### ENTRADAS
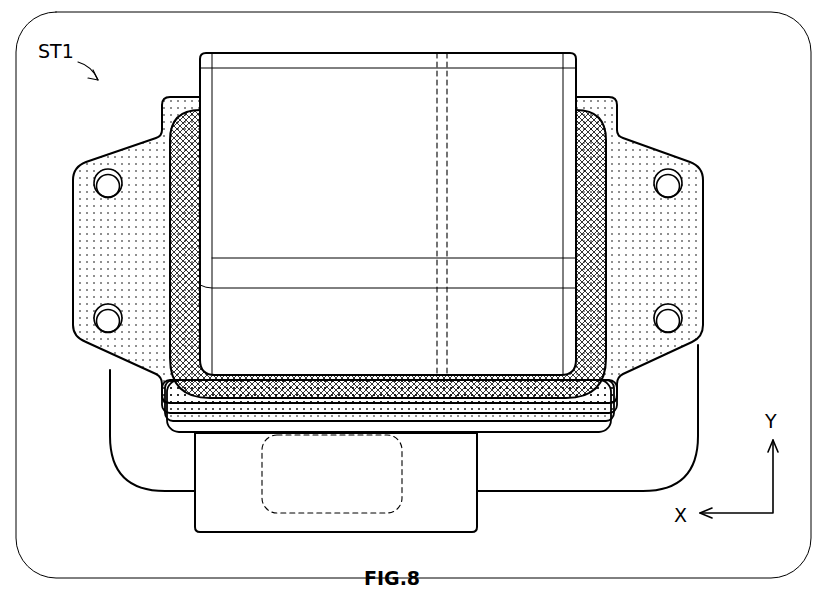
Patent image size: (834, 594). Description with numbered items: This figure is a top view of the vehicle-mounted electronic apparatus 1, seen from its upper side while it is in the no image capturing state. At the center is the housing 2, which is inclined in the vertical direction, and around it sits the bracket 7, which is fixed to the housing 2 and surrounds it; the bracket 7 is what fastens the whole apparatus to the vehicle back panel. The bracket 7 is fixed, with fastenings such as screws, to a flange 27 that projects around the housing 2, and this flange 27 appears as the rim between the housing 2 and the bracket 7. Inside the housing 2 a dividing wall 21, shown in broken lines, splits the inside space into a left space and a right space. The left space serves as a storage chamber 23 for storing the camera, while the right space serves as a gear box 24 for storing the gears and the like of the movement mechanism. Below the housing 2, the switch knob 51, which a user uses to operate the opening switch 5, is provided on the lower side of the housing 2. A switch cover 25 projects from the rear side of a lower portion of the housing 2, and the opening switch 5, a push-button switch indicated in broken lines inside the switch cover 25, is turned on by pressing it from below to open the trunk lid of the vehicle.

The vehicle-mounted electronic apparatus 1 is at (648, 98).
The housing 2 is at (409, 197).
The opening switch 5 is at (405, 478).
The bracket 7 is at (92, 240).
The dividing wall 21 is at (437, 197).
The storage chamber 23 is at (329, 85).
The gear box 24 is at (511, 85).
The switch cover 25 is at (478, 513).
The flange 27 is at (367, 270).
The switch knob 51 is at (683, 389).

### ENUNCIADO DA TAREFA
Atualize a listagem inteira, trocando "trunk lid" por "rear hatch" e mantendo todo o resto como está. Omita as imagens na resposta.

### RESOLUÇÃO DA TAREFA
Patent image size: (834, 594). Description with numbered items: This figure is a top view of the vehicle-mounted electronic apparatus 1, seen from its upper side while it is in the no image capturing state. At the center is the housing 2, which is inclined in the vertical direction, and around it sits the bracket 7, which is fixed to the housing 2 and surrounds it; the bracket 7 is what fastens the whole apparatus to the vehicle back panel. The bracket 7 is fixed, with fastenings such as screws, to a flange 27 that projects around the housing 2, and this flange 27 appears as the rim between the housing 2 and the bracket 7. Inside the housing 2 a dividing wall 21, shown in broken lines, splits the inside space into a left space and a right space. The left space serves as a storage chamber 23 for storing the camera, while the right space serves as a gear box 24 for storing the gears and the like of the movement mechanism. Below the housing 2, the switch knob 51, which a user uses to operate the opening switch 5, is provided on the lower side of the housing 2. A switch cover 25 projects from the rear side of a lower portion of the housing 2, and the opening switch 5, a push-button switch indicated in broken lines inside the switch cover 25, is turned on by pressing it from below to open the rear hatch of the vehicle.

The vehicle-mounted electronic apparatus 1 is at (648, 98).
The housing 2 is at (409, 197).
The opening switch 5 is at (405, 478).
The bracket 7 is at (92, 240).
The dividing wall 21 is at (437, 197).
The storage chamber 23 is at (329, 85).
The gear box 24 is at (511, 85).
The switch cover 25 is at (478, 513).
The flange 27 is at (367, 270).
The switch knob 51 is at (683, 389).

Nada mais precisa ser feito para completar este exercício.